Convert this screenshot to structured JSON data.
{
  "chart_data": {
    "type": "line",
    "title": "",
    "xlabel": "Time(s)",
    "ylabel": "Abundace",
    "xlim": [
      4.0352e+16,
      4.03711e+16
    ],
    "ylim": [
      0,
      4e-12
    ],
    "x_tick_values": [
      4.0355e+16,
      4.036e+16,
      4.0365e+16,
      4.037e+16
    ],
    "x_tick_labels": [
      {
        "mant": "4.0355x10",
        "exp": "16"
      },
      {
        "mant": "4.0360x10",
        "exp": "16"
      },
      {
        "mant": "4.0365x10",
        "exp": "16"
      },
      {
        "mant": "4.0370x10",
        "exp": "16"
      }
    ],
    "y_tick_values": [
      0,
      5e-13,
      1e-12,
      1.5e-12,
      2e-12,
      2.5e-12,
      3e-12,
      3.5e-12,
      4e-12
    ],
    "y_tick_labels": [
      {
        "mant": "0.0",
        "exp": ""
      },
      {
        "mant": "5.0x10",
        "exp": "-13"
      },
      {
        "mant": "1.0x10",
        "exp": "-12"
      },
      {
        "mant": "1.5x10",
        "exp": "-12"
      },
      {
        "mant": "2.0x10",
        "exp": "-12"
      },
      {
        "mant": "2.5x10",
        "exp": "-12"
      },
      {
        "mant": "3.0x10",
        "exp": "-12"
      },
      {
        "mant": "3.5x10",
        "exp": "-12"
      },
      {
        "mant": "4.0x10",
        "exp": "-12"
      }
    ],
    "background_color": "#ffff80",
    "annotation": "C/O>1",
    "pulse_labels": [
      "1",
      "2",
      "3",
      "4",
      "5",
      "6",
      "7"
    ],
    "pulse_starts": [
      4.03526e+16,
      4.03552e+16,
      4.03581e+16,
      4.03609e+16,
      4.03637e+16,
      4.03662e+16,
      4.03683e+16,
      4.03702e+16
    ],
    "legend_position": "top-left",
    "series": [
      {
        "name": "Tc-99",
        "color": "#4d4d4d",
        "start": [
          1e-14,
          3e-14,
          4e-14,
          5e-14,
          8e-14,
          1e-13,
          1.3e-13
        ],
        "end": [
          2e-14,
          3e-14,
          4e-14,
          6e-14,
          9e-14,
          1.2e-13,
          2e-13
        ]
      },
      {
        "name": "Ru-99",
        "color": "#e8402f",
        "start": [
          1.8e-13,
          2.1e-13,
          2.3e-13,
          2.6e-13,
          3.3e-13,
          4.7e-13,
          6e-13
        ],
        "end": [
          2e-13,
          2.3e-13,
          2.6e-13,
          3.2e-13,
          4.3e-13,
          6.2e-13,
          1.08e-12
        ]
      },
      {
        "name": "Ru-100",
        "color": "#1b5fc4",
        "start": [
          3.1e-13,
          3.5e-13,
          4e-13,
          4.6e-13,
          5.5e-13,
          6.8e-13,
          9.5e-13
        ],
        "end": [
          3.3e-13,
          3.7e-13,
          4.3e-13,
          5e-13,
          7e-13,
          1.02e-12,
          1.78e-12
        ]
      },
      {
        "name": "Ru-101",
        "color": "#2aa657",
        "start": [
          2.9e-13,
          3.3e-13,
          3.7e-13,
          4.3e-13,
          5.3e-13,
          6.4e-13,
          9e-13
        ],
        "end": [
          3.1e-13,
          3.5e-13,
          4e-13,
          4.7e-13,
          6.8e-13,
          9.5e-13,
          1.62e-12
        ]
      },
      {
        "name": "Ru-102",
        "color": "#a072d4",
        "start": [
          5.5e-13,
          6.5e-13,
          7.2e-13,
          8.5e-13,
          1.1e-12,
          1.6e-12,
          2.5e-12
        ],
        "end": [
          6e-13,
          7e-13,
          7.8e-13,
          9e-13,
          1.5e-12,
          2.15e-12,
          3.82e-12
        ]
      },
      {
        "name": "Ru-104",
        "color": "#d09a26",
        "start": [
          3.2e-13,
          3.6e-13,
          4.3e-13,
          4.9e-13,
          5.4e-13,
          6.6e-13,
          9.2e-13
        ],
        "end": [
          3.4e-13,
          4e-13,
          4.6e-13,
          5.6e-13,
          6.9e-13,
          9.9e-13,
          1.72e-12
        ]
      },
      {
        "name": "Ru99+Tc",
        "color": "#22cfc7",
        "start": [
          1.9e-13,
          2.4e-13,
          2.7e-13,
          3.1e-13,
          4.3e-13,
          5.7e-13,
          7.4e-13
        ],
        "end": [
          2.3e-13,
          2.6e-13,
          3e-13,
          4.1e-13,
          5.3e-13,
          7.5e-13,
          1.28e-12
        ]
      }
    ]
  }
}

######

◆ **EXERCISE DIRECTIONS**: Copy every line from the records above that contains the word "name".

◆ **ANSWER BELOW**:
        "name": "Tc-99",
        "name": "Ru-99",
        "name": "Ru-100",
        "name": "Ru-101",
        "name": "Ru-102",
        "name": "Ru-104",
        "name": "Ru99+Tc",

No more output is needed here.